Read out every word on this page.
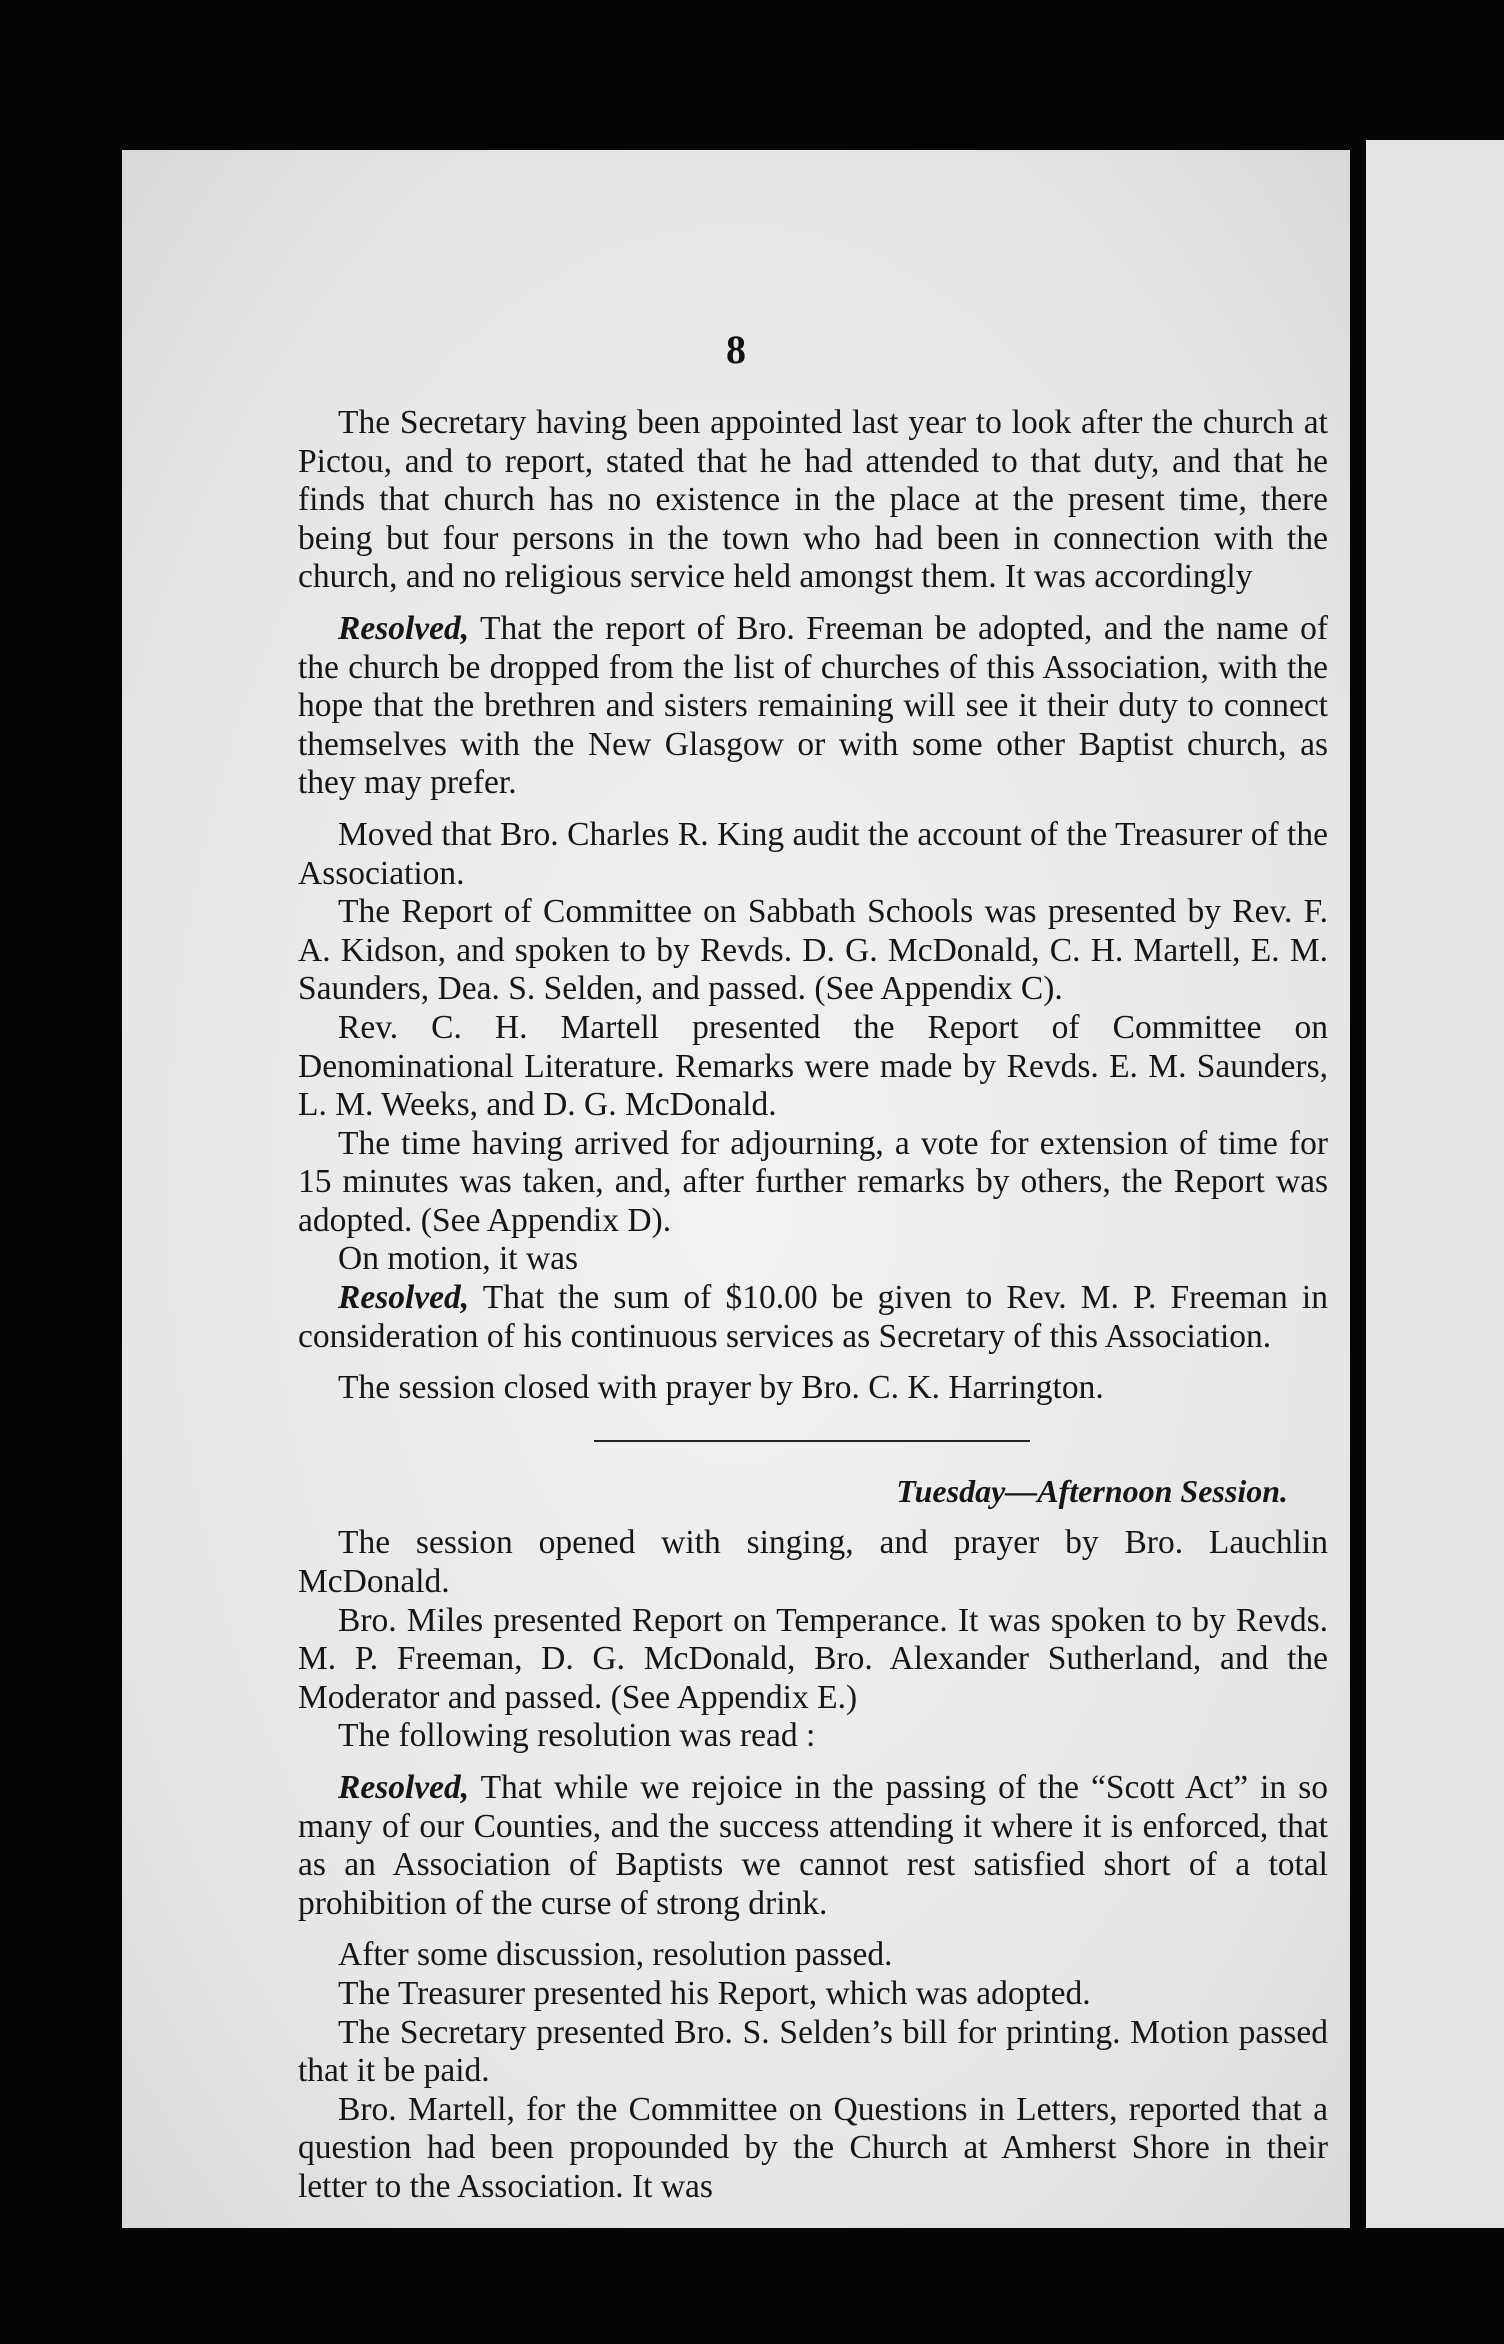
8

The Secretary having been appointed last year to look after the church at Pictou, and to report, stated that he had attended to that duty, and that he finds that church has no existence in the place at the present time, there being but four persons in the town who had been in connection with the church, and no religious service held amongst them. It was accordingly

Resolved, That the report of Bro. Freeman be adopted, and the name of the church be dropped from the list of churches of this Association, with the hope that the brethren and sisters remaining will see it their duty to connect themselves with the New Glasgow or with some other Baptist church, as they may prefer.

Moved that Bro. Charles R. King audit the account of the Treasurer of the Association.

The Report of Committee on Sabbath Schools was presented by Rev. F. A. Kidson, and spoken to by Revds. D. G. McDonald, C. H. Martell, E. M. Saunders, Dea. S. Selden, and passed. (See Appendix C).

Rev. C. H. Martell presented the Report of Committee on Denominational Literature. Remarks were made by Revds. E. M. Saunders, L. M. Weeks, and D. G. McDonald.

The time having arrived for adjourning, a vote for extension of time for 15 minutes was taken, and, after further remarks by others, the Report was adopted. (See Appendix D).

On motion, it was

Resolved, That the sum of $10.00 be given to Rev. M. P. Freeman in consideration of his continuous services as Secretary of this Association.

The session closed with prayer by Bro. C. K. Harrington.

Tuesday—Afternoon Session.

The session opened with singing, and prayer by Bro. Lauchlin McDonald.

Bro. Miles presented Report on Temperance. It was spoken to by Revds. M. P. Freeman, D. G. McDonald, Bro. Alexander Sutherland, and the Moderator and passed. (See Appendix E.)

The following resolution was read :

Resolved, That while we rejoice in the passing of the “Scott Act” in so many of our Counties, and the success attending it where it is enforced, that as an Association of Baptists we cannot rest satisfied short of a total prohibition of the curse of strong drink.

After some discussion, resolution passed.

The Treasurer presented his Report, which was adopted.

The Secretary presented Bro. S. Selden’s bill for printing. Motion passed that it be paid.

Bro. Martell, for the Committee on Questions in Letters, reported that a question had been propounded by the Church at Amherst Shore in their letter to the Association. It was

────────

- **PROBLEM**
Reproduce the records above exactly, leaving out every picture they contain.

- **RESULT OF THE EXERCISE**
Read out every word on this page.
8

The Secretary having been appointed last year to look after the church at Pictou, and to report, stated that he had attended to that duty, and that he finds that church has no existence in the place at the present time, there being but four persons in the town who had been in connection with the church, and no religious service held amongst them. It was accordingly

Resolved, That the report of Bro. Freeman be adopted, and the name of the church be dropped from the list of churches of this Association, with the hope that the brethren and sisters remaining will see it their duty to connect themselves with the New Glasgow or with some other Baptist church, as they may prefer.

Moved that Bro. Charles R. King audit the account of the Treasurer of the Association.

The Report of Committee on Sabbath Schools was presented by Rev. F. A. Kidson, and spoken to by Revds. D. G. McDonald, C. H. Martell, E. M. Saunders, Dea. S. Selden, and passed. (See Appendix C).

Rev. C. H. Martell presented the Report of Committee on Denominational Literature. Remarks were made by Revds. E. M. Saunders, L. M. Weeks, and D. G. McDonald.

The time having arrived for adjourning, a vote for extension of time for 15 minutes was taken, and, after further remarks by others, the Report was adopted. (See Appendix D).

On motion, it was

Resolved, That the sum of $10.00 be given to Rev. M. P. Freeman in consideration of his continuous services as Secretary of this Association.

The session closed with prayer by Bro. C. K. Harrington.

Tuesday—Afternoon Session.

The session opened with singing, and prayer by Bro. Lauchlin McDonald.

Bro. Miles presented Report on Temperance. It was spoken to by Revds. M. P. Freeman, D. G. McDonald, Bro. Alexander Sutherland, and the Moderator and passed. (See Appendix E.)

The following resolution was read :

Resolved, That while we rejoice in the passing of the “Scott Act” in so many of our Counties, and the success attending it where it is enforced, that as an Association of Baptists we cannot rest satisfied short of a total prohibition of the curse of strong drink.

After some discussion, resolution passed.

The Treasurer presented his Report, which was adopted.

The Secretary presented Bro. S. Selden’s bill for printing. Motion passed that it be paid.

Bro. Martell, for the Committee on Questions in Letters, reported that a question had been propounded by the Church at Amherst Shore in their letter to the Association. It was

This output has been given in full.